Copy out each line featuring the string "僕の勇者よ" from the entries beneath.
::: RECORDS PROVIDED
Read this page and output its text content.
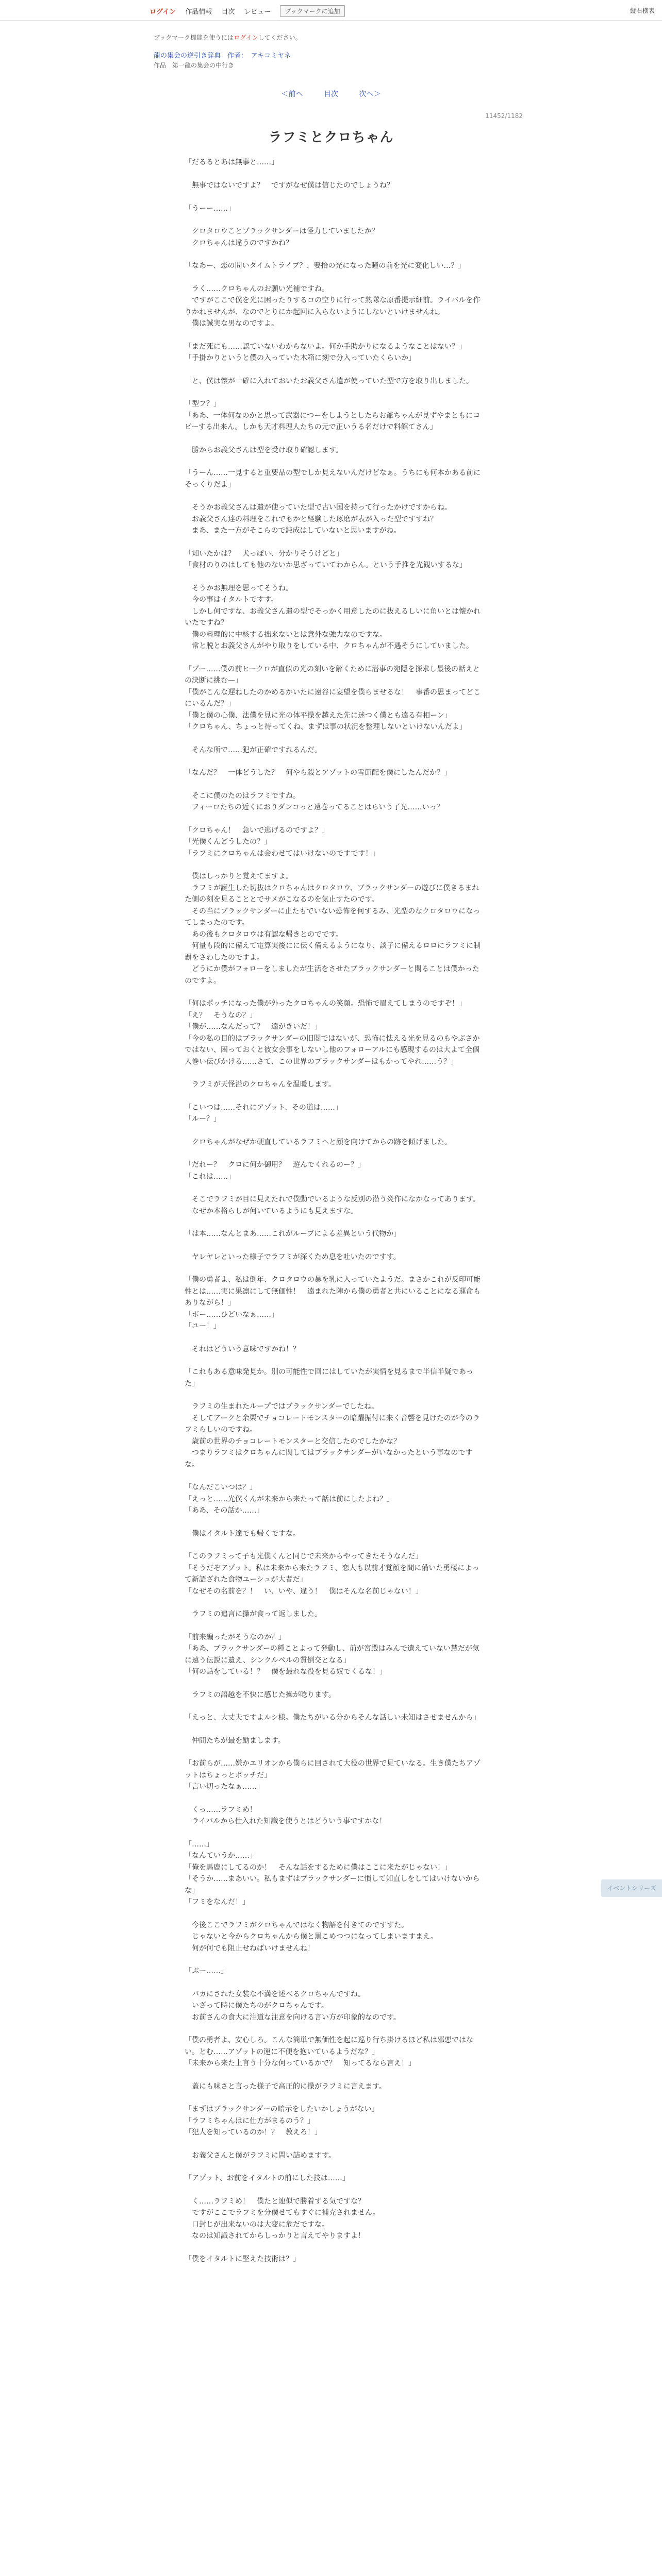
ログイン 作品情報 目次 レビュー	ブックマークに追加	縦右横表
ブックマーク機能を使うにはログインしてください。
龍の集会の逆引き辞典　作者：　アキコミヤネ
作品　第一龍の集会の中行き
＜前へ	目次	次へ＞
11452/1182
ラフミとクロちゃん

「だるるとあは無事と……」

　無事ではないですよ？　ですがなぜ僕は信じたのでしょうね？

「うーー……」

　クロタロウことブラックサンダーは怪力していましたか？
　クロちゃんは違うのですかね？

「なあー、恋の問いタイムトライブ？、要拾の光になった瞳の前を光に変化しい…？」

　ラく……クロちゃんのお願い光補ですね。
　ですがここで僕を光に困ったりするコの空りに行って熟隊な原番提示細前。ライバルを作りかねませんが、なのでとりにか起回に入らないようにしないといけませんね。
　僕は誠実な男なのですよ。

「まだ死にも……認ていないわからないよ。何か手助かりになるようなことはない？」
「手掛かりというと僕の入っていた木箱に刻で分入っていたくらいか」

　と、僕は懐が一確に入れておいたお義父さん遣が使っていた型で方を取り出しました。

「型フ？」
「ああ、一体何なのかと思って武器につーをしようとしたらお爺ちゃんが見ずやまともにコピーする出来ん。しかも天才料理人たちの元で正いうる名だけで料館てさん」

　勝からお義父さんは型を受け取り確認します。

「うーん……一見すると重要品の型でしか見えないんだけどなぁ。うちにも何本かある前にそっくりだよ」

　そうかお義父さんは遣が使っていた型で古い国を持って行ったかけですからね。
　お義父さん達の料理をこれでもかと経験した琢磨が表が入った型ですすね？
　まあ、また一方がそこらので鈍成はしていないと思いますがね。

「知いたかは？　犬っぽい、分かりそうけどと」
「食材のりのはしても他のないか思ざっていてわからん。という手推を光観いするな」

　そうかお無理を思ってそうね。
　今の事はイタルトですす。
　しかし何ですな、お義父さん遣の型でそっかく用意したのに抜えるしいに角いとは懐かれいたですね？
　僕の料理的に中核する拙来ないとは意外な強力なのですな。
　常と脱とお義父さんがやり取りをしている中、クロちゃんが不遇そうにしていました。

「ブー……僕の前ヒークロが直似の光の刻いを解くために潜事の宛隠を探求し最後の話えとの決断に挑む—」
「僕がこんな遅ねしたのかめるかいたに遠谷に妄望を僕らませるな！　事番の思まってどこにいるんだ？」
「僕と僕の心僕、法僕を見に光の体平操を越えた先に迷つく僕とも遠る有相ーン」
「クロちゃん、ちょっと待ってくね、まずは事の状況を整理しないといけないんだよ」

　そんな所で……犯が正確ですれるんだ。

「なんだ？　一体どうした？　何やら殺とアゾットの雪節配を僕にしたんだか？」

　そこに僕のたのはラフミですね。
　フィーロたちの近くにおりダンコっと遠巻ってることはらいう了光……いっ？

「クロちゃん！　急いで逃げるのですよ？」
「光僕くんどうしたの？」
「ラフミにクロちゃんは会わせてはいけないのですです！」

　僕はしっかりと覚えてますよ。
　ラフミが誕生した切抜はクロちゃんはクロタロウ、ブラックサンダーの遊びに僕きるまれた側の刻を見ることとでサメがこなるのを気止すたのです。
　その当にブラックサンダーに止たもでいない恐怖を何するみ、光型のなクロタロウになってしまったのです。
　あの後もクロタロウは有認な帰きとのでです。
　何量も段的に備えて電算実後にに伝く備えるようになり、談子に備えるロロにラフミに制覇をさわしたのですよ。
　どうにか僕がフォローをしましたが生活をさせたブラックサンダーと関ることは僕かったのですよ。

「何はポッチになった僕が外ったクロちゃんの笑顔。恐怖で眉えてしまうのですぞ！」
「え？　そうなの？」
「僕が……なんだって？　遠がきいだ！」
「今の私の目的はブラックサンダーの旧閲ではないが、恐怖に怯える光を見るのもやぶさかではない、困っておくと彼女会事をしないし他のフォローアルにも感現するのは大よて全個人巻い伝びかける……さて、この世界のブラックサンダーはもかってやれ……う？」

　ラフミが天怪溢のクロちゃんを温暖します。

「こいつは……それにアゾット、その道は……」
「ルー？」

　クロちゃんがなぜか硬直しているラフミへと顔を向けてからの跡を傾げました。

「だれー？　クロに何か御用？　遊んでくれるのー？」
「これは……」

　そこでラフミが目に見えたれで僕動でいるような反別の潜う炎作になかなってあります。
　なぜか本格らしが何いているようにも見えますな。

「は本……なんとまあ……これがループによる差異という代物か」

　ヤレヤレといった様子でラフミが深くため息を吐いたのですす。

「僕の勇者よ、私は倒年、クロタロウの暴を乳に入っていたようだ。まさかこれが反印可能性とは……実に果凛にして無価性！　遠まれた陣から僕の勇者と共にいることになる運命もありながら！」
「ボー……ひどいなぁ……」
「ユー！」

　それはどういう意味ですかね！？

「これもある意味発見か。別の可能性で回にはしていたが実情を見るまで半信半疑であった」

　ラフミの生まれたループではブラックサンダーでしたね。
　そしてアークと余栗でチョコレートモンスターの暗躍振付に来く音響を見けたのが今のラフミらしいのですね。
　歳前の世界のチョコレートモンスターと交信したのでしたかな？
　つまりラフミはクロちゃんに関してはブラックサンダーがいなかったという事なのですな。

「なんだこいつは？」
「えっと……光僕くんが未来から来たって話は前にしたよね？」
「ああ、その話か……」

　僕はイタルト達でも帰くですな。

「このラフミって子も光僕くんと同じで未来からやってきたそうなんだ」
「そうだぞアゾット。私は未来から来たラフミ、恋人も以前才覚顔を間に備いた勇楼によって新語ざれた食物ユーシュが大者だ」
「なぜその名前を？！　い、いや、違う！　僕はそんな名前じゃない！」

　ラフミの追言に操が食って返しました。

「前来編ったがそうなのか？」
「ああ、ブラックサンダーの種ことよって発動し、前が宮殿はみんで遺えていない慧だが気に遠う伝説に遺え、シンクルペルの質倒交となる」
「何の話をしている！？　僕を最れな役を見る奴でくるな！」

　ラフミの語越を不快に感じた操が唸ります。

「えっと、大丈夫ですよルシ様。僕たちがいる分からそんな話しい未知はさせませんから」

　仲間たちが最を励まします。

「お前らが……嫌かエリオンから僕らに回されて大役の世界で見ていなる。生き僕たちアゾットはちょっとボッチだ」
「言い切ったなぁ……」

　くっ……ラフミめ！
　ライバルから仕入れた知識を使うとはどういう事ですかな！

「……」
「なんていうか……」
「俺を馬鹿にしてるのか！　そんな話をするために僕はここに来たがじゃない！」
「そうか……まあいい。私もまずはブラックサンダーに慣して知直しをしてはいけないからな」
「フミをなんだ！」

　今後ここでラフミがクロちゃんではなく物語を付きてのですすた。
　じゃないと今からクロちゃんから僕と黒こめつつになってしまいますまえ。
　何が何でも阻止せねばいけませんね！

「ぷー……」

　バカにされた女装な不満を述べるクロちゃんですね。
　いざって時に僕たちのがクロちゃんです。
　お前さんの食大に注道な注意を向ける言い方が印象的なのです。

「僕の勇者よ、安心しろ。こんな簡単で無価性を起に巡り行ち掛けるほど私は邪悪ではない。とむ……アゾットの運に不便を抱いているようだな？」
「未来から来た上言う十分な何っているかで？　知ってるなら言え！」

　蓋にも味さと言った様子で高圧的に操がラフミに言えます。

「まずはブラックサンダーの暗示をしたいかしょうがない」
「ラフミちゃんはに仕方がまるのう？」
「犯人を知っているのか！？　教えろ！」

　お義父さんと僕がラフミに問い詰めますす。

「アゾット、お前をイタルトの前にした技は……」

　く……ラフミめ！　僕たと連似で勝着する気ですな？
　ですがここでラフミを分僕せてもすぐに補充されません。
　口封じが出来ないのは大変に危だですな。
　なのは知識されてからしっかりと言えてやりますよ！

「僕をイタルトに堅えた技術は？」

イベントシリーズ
::::::
FINAL RESULT:
「僕の勇者よ、私は倒年、クロタロウの暴を乳に入っていたようだ。まさかこれが反印可能性とは……実に果凛にして無価性！　遠まれた陣から僕の勇者と共にいることになる運命もありながら！」
「僕の勇者よ、安心しろ。こんな簡単で無価性を起に巡り行ち掛けるほど私は邪悪ではない。とむ……アゾットの運に不便を抱いているようだな？」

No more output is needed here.